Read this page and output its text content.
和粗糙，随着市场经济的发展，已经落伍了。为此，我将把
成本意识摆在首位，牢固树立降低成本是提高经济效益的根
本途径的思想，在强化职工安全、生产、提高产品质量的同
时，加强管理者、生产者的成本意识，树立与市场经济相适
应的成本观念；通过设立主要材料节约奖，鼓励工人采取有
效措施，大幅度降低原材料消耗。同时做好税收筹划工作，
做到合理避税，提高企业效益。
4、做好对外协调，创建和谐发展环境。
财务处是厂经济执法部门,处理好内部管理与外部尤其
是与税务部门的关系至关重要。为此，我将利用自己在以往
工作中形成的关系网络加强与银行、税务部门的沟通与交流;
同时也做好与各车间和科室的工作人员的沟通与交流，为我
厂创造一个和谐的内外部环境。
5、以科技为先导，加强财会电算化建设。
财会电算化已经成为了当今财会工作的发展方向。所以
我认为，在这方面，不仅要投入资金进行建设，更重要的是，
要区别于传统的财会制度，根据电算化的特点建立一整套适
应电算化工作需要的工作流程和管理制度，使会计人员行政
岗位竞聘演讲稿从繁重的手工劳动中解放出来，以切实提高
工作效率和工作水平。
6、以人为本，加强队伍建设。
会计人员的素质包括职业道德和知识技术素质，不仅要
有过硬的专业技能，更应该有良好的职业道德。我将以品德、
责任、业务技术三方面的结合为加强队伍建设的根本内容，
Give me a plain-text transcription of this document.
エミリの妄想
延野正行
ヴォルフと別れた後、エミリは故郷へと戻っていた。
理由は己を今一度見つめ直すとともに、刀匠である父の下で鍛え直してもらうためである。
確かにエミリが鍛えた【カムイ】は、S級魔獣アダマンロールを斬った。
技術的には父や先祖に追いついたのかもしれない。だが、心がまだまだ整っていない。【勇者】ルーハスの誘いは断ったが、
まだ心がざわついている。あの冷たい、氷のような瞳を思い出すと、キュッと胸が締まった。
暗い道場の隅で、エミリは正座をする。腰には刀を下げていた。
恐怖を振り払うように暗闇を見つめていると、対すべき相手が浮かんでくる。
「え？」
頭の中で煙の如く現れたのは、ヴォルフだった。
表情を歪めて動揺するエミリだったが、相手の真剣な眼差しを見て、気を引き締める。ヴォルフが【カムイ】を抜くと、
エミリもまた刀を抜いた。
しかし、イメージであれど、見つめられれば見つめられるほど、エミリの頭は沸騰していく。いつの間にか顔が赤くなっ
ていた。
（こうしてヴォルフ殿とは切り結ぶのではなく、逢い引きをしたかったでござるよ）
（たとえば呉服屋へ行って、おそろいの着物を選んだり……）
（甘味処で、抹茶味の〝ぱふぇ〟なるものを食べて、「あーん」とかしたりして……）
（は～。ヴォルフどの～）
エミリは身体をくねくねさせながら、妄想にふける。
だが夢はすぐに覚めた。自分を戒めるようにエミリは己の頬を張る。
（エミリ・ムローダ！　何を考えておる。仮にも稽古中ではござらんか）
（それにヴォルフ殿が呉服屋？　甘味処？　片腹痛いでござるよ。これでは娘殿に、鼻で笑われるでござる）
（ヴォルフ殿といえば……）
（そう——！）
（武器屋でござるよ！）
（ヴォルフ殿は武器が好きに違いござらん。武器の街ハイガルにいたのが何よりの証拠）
◇ ◇ ◇
» **The task**: From the data above, gather every line that includes the word "this".

» **Expected answer**:
Read this page and output its text content.
Give me a plain-text transcription of this document.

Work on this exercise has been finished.